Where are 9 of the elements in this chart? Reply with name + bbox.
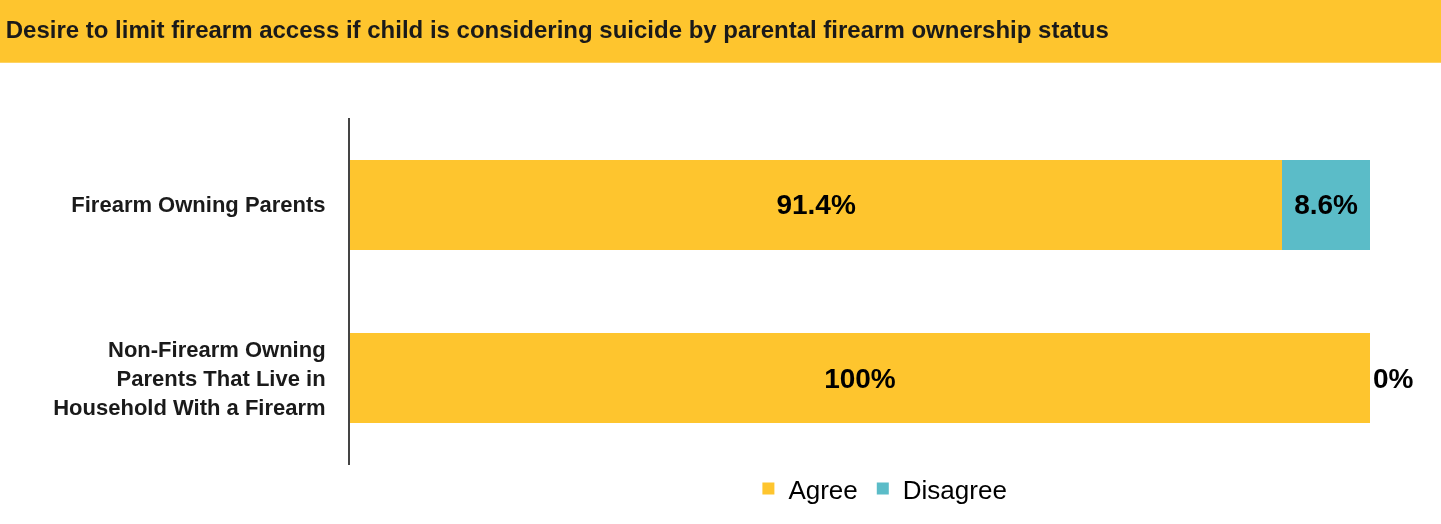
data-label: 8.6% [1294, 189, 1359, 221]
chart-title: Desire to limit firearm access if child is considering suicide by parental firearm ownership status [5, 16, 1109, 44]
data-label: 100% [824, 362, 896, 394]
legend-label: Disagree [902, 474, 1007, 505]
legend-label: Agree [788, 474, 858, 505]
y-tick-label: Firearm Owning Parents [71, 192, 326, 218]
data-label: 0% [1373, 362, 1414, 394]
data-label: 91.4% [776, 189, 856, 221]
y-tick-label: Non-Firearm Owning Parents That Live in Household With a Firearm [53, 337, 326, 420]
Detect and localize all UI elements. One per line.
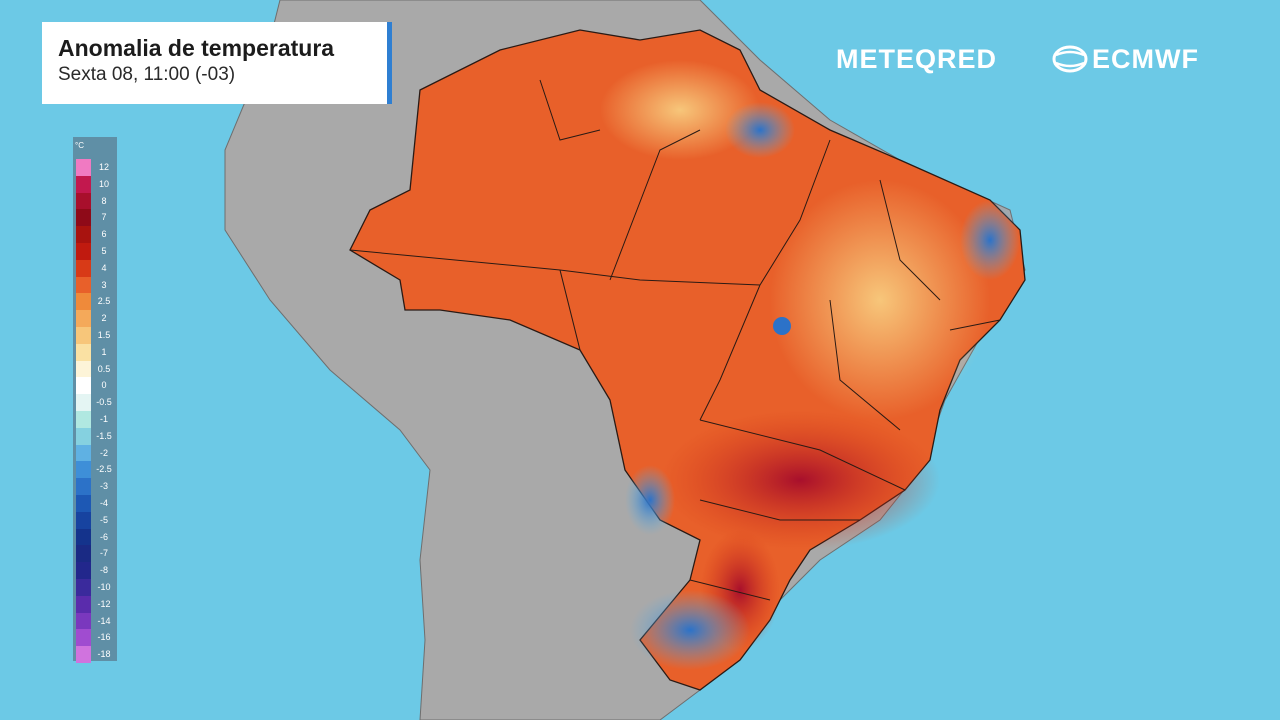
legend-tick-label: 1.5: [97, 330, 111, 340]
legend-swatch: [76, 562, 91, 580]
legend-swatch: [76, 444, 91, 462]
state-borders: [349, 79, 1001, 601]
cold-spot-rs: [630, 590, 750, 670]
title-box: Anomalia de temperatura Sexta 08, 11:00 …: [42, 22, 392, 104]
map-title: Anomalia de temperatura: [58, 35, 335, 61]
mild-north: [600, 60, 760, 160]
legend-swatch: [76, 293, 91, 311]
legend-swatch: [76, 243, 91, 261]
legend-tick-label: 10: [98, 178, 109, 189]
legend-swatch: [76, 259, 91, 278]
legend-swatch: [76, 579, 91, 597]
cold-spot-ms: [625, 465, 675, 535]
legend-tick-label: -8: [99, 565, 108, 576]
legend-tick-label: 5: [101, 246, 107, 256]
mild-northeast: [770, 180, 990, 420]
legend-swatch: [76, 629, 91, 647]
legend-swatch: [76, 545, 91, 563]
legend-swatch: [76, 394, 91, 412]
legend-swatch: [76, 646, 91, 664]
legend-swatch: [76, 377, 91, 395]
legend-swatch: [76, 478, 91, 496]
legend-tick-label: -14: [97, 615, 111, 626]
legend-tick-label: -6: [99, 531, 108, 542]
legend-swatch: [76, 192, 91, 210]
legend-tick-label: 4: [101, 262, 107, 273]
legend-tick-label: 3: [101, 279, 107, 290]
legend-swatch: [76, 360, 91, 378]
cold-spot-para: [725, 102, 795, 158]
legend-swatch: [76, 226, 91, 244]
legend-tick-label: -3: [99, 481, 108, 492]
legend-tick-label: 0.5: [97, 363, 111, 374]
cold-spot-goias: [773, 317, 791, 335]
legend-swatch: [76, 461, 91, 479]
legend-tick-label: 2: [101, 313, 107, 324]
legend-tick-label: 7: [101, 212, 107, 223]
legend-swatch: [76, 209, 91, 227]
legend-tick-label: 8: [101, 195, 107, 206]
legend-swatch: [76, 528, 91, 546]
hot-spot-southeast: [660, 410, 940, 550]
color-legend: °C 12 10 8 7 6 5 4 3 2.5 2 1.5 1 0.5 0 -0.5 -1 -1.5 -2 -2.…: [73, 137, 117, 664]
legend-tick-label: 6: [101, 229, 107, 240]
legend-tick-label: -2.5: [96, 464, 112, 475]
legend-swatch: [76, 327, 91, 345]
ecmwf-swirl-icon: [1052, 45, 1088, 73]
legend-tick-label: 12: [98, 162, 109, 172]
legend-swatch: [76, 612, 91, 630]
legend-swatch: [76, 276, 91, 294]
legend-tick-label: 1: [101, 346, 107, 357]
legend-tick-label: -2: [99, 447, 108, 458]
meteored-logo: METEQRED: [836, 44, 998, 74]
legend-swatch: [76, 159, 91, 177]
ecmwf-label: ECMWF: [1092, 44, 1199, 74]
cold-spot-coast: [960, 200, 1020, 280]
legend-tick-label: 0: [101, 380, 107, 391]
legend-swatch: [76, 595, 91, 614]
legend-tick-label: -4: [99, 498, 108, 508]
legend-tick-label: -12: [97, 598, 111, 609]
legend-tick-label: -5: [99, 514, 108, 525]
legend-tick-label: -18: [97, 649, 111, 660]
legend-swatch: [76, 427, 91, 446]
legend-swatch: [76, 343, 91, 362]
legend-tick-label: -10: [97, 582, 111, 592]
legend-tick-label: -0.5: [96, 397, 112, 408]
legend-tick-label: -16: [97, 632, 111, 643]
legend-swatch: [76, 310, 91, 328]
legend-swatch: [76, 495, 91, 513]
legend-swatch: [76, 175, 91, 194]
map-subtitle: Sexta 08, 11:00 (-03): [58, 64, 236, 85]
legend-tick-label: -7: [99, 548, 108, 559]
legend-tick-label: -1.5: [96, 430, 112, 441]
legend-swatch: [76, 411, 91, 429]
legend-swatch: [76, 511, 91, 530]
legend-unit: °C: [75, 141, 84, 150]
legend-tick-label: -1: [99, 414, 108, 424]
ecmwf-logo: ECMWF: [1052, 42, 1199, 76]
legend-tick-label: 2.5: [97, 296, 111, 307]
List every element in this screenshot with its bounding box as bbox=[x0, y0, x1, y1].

————————

### Your objective
Swap "Disagree" for "Oppose" in the records. Begin at the first line of the records and stop after the line that contains "Detect and localize". Reproduce those lines with nothing else changed, and leave the pictures out of your answer.

### Solution for this exercise
Where are 9 of the elements in this chart? Reply with name + bbox.
data-label: 8.6% [1294, 189, 1359, 221]
chart-title: Desire to limit firearm access if child is considering suicide by parental firearm ownership status [5, 16, 1109, 44]
data-label: 100% [824, 362, 896, 394]
legend-label: Oppose [902, 474, 1007, 505]
legend-label: Agree [788, 474, 858, 505]
y-tick-label: Firearm Owning Parents [71, 192, 326, 218]
data-label: 0% [1373, 362, 1414, 394]
data-label: 91.4% [776, 189, 856, 221]
y-tick-label: Non-Firearm Owning Parents That Live in Household With a Firearm [53, 337, 326, 420]
Detect and localize all UI elements. One per line.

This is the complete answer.